● **EXERCISE**
Count the lines below that contain the word "dans", and report only that number.
[Start DATA SECTION]
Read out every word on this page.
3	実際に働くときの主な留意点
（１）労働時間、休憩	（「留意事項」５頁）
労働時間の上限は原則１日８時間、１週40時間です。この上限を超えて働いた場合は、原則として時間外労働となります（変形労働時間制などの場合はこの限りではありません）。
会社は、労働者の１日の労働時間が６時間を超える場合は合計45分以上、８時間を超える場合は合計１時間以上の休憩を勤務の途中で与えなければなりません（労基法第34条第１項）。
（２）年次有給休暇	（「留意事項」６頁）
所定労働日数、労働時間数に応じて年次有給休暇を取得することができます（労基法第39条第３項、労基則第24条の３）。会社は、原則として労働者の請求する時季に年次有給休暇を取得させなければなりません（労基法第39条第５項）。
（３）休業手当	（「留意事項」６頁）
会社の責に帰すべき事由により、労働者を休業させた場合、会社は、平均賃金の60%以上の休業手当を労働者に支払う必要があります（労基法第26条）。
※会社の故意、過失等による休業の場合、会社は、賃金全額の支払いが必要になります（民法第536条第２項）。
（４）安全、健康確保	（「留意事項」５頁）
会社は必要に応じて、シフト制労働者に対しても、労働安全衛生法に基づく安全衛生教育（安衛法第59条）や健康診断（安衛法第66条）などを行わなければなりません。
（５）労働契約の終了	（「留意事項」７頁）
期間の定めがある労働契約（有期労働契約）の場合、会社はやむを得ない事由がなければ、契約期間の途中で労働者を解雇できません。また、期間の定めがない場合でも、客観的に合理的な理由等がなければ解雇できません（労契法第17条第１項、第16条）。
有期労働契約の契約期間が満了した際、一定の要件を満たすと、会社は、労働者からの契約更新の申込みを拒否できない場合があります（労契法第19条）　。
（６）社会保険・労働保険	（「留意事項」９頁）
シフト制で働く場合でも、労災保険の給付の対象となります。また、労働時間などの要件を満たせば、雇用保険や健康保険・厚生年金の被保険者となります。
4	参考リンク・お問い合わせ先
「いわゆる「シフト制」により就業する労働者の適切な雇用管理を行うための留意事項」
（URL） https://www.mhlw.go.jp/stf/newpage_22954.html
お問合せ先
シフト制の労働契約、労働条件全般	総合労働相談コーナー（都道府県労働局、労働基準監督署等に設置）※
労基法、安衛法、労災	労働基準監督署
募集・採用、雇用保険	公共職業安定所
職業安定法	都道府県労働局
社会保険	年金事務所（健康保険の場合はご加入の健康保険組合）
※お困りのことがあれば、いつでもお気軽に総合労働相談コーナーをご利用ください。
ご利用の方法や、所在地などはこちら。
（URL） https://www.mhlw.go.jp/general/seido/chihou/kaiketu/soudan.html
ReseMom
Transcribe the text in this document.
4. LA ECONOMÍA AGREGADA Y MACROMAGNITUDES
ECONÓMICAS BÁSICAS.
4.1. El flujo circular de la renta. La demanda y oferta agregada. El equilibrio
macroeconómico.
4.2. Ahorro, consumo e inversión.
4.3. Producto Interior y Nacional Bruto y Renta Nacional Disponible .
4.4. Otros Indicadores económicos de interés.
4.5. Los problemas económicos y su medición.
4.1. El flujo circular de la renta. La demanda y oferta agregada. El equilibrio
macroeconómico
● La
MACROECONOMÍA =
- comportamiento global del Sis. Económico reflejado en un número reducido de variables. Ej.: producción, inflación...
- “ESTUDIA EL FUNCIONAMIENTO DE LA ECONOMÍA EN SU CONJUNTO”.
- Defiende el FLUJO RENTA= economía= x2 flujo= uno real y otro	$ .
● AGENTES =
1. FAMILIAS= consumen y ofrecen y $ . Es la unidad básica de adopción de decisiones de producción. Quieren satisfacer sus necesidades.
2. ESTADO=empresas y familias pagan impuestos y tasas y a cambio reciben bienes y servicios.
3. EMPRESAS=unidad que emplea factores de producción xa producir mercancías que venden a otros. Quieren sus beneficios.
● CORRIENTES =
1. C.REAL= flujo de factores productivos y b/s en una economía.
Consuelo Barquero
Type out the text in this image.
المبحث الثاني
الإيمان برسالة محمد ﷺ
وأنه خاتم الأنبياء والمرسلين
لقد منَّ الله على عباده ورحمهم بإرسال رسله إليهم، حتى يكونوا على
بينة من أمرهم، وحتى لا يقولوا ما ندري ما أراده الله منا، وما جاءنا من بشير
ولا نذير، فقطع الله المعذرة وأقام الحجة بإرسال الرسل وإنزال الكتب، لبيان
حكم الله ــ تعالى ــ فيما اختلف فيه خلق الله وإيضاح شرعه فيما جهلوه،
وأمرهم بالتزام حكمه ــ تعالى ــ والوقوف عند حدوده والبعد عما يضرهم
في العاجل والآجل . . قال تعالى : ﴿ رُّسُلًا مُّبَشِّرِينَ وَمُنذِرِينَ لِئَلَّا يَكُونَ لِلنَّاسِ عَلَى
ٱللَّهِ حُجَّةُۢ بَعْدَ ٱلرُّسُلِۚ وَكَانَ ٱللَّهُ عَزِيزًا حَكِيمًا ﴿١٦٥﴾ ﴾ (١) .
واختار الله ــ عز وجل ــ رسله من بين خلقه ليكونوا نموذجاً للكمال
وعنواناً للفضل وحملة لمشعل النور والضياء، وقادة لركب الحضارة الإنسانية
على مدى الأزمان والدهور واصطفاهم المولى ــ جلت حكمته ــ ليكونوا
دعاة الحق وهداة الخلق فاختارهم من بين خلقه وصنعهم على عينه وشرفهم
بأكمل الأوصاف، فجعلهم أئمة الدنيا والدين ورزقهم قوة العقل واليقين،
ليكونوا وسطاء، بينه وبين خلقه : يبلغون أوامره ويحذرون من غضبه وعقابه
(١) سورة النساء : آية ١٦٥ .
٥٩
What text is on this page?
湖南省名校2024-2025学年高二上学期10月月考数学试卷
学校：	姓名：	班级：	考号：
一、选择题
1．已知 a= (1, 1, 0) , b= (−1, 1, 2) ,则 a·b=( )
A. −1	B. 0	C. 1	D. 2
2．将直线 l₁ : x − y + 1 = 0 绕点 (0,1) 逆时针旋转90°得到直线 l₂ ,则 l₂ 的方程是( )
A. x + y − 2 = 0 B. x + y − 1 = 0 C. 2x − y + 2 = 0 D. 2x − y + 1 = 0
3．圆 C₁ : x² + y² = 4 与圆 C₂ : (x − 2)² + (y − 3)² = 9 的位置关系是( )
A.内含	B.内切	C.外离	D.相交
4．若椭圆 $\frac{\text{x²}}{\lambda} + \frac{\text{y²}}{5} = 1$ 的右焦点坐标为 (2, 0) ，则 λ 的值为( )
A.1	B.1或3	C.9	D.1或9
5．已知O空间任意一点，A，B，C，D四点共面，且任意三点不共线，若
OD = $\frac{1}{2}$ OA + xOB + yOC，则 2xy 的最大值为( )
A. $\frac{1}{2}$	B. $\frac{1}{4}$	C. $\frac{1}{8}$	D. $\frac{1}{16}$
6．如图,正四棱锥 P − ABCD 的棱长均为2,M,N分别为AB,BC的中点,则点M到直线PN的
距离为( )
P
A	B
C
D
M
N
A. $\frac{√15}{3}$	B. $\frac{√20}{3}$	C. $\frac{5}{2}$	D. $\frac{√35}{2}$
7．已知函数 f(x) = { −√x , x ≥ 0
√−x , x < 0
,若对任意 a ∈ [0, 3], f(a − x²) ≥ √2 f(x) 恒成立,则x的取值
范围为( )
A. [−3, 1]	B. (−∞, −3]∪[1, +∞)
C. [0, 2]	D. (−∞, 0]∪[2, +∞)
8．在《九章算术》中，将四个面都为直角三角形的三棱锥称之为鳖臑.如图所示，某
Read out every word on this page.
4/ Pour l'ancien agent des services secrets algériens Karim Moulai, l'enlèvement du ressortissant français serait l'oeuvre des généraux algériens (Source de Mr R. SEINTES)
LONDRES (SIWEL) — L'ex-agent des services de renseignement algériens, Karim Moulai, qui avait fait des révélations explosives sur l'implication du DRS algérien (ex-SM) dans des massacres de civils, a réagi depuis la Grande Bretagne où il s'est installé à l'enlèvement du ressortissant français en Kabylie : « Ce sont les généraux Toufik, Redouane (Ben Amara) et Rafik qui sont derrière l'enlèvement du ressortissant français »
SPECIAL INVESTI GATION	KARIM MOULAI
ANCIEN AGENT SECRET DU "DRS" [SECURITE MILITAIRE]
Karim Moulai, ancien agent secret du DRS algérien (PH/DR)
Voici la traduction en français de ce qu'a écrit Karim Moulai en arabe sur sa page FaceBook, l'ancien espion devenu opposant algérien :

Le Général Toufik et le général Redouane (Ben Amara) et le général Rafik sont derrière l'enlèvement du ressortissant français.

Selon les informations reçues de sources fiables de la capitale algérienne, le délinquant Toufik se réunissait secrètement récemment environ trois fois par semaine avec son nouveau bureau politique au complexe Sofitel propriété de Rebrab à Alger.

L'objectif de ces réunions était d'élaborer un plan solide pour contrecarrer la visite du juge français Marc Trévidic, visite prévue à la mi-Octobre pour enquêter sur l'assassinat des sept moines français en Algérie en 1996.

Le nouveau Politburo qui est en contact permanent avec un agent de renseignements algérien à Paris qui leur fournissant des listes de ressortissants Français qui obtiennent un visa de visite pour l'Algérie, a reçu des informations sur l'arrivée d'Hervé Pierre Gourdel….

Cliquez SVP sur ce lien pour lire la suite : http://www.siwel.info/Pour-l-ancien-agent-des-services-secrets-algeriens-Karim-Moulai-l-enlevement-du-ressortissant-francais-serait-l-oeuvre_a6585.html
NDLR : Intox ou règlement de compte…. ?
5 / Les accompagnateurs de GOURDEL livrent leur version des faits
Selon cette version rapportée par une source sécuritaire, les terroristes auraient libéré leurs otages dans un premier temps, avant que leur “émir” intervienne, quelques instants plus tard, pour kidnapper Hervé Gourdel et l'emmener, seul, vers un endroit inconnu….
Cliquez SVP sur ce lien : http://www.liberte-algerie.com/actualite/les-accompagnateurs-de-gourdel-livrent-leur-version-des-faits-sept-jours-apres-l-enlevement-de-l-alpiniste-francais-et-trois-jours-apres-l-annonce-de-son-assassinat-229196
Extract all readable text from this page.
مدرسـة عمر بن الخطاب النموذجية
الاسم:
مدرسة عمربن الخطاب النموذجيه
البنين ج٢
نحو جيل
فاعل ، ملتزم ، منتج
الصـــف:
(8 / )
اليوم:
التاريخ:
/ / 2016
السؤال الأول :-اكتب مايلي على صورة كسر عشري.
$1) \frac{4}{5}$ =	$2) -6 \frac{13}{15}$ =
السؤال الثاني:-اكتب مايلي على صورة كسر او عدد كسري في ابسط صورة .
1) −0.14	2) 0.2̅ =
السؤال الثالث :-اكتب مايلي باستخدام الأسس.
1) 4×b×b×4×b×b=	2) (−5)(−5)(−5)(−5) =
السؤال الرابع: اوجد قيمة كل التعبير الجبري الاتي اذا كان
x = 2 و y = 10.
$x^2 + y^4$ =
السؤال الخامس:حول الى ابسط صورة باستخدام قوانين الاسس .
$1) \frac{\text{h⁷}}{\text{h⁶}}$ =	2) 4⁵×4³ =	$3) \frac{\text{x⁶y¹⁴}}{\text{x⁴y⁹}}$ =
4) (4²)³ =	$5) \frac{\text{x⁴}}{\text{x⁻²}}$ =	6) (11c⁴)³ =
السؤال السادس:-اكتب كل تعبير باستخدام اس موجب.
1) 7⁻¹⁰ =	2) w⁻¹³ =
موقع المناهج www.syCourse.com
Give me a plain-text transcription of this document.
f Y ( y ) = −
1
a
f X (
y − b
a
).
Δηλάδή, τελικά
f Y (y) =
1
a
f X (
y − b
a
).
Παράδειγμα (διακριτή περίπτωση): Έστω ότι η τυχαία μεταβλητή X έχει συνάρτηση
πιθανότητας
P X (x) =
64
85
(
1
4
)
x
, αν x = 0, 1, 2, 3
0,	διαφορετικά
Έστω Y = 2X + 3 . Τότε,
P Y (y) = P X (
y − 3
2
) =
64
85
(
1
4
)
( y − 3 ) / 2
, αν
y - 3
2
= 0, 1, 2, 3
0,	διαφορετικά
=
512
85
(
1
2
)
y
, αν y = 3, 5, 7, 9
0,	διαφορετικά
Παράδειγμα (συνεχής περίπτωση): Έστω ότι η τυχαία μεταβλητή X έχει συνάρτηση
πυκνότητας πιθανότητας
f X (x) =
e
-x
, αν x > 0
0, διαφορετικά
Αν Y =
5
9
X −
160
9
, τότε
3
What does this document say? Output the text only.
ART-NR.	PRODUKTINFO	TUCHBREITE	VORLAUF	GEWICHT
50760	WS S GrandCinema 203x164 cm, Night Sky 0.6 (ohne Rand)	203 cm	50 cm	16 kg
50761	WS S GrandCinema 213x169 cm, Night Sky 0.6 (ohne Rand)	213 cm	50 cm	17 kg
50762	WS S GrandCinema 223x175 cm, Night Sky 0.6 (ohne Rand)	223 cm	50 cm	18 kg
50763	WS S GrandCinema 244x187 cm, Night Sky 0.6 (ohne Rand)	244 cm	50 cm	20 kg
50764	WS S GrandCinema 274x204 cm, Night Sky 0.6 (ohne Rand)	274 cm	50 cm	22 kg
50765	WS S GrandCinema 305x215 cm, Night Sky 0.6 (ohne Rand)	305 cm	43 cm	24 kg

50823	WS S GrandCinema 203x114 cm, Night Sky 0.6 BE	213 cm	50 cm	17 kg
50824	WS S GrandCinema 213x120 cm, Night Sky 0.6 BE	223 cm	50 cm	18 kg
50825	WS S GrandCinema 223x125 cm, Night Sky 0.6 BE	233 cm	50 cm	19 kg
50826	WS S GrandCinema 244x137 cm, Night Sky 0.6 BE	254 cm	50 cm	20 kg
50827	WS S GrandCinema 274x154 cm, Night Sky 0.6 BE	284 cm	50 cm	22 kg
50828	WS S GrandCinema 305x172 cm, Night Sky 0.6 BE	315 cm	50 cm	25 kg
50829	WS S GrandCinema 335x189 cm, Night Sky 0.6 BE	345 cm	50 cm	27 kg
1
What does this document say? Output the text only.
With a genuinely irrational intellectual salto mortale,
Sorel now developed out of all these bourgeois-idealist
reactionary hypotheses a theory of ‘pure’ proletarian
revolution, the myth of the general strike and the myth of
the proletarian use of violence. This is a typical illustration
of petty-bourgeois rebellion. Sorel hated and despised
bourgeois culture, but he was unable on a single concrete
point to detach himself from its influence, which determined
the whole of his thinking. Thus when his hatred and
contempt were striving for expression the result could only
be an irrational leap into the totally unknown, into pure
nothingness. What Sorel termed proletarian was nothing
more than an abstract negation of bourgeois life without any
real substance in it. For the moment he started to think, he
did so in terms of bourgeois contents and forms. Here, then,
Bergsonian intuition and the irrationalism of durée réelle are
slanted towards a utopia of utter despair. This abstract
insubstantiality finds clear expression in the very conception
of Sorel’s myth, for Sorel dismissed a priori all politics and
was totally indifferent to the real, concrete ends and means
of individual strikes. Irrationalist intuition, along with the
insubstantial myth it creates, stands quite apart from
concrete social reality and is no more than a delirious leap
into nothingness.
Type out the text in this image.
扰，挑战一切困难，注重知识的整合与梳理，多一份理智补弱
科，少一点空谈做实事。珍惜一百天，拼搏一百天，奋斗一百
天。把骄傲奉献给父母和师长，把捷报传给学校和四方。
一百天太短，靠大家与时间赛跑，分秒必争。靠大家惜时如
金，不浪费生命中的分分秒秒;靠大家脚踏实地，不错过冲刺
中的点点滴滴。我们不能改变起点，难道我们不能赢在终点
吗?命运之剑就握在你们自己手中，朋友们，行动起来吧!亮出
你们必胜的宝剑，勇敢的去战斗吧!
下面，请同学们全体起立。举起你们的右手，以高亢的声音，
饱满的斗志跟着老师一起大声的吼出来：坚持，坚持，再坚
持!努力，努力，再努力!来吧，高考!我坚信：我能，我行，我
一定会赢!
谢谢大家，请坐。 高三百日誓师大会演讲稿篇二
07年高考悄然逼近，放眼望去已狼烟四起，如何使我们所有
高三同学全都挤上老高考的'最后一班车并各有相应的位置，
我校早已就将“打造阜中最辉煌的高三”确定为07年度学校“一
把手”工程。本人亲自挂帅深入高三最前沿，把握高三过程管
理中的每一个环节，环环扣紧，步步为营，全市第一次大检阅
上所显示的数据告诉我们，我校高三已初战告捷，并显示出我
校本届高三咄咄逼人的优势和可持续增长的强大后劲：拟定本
[End DATA SECTION]
● **TASK SOLUTION**
2